What to produce:
Output all of the entries below precisely as written.
### Input for this task ###
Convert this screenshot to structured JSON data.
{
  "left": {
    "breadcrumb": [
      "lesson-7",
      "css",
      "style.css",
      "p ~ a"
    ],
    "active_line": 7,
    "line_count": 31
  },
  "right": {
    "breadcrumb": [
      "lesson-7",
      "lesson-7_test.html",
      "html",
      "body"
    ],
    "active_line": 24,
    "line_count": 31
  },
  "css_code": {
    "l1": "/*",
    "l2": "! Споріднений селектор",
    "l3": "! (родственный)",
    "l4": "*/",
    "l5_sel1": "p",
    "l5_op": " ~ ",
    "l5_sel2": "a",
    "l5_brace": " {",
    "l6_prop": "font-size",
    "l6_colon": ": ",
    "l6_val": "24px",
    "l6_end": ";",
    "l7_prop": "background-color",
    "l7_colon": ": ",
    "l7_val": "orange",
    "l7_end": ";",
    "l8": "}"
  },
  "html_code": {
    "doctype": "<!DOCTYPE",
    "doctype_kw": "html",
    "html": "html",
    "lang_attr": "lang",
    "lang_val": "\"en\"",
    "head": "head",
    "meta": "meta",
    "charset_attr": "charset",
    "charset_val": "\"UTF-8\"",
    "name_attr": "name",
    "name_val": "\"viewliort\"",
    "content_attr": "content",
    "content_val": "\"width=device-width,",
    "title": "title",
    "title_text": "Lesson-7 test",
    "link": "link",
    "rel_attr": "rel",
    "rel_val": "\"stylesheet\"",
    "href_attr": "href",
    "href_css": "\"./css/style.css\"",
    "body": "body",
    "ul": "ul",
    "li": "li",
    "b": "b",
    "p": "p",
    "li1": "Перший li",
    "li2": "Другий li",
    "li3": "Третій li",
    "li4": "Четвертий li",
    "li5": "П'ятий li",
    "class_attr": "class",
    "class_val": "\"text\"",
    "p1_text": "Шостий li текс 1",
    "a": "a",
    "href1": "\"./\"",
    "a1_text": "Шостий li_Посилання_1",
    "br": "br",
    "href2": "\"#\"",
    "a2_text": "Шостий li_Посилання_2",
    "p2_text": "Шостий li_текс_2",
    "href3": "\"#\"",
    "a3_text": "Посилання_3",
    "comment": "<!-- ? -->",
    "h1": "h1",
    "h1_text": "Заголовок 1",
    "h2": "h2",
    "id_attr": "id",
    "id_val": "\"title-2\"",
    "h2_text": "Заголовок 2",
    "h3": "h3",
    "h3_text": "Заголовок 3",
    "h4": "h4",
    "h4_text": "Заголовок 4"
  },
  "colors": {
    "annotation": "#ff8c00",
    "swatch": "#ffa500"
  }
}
###
Problem solution:
Convert this screenshot to structured JSON data.
{
  "left": {
    "breadcrumb": [
      "lesson-7",
      "css",
      "style.css",
      "p ~ a"
    ],
    "active_line": 7,
    "line_count": 31
  },
  "right": {
    "breadcrumb": [
      "lesson-7",
      "lesson-7_test.html",
      "html",
      "body"
    ],
    "active_line": 24,
    "line_count": 31
  },
  "css_code": {
    "l1": "/*",
    "l2": "! Споріднений селектор",
    "l3": "! (родственный)",
    "l4": "*/",
    "l5_sel1": "p",
    "l5_op": " ~ ",
    "l5_sel2": "a",
    "l5_brace": " {",
    "l6_prop": "font-size",
    "l6_colon": ": ",
    "l6_val": "24px",
    "l6_end": ";",
    "l7_prop": "background-color",
    "l7_colon": ": ",
    "l7_val": "orange",
    "l7_end": ";",
    "l8": "}"
  },
  "html_code": {
    "doctype": "<!DOCTYPE",
    "doctype_kw": "html",
    "html": "html",
    "lang_attr": "lang",
    "lang_val": "\"en\"",
    "head": "head",
    "meta": "meta",
    "charset_attr": "charset",
    "charset_val": "\"UTF-8\"",
    "name_attr": "name",
    "name_val": "\"viewliort\"",
    "content_attr": "content",
    "content_val": "\"width=device-width,",
    "title": "title",
    "title_text": "Lesson-7 test",
    "link": "link",
    "rel_attr": "rel",
    "rel_val": "\"stylesheet\"",
    "href_attr": "href",
    "href_css": "\"./css/style.css\"",
    "body": "body",
    "ul": "ul",
    "li": "li",
    "b": "b",
    "p": "p",
    "li1": "Перший li",
    "li2": "Другий li",
    "li3": "Третій li",
    "li4": "Четвертий li",
    "li5": "П'ятий li",
    "class_attr": "class",
    "class_val": "\"text\"",
    "p1_text": "Шостий li текс 1",
    "a": "a",
    "href1": "\"./\"",
    "a1_text": "Шостий li_Посилання_1",
    "br": "br",
    "href2": "\"#\"",
    "a2_text": "Шостий li_Посилання_2",
    "p2_text": "Шостий li_текс_2",
    "href3": "\"#\"",
    "a3_text": "Посилання_3",
    "comment": "<!-- ? -->",
    "h1": "h1",
    "h1_text": "Заголовок 1",
    "h2": "h2",
    "id_attr": "id",
    "id_val": "\"title-2\"",
    "h2_text": "Заголовок 2",
    "h3": "h3",
    "h3_text": "Заголовок 3",
    "h4": "h4",
    "h4_text": "Заголовок 4"
  },
  "colors": {
    "annotation": "#ff8c00",
    "swatch": "#ffa500"
  }
}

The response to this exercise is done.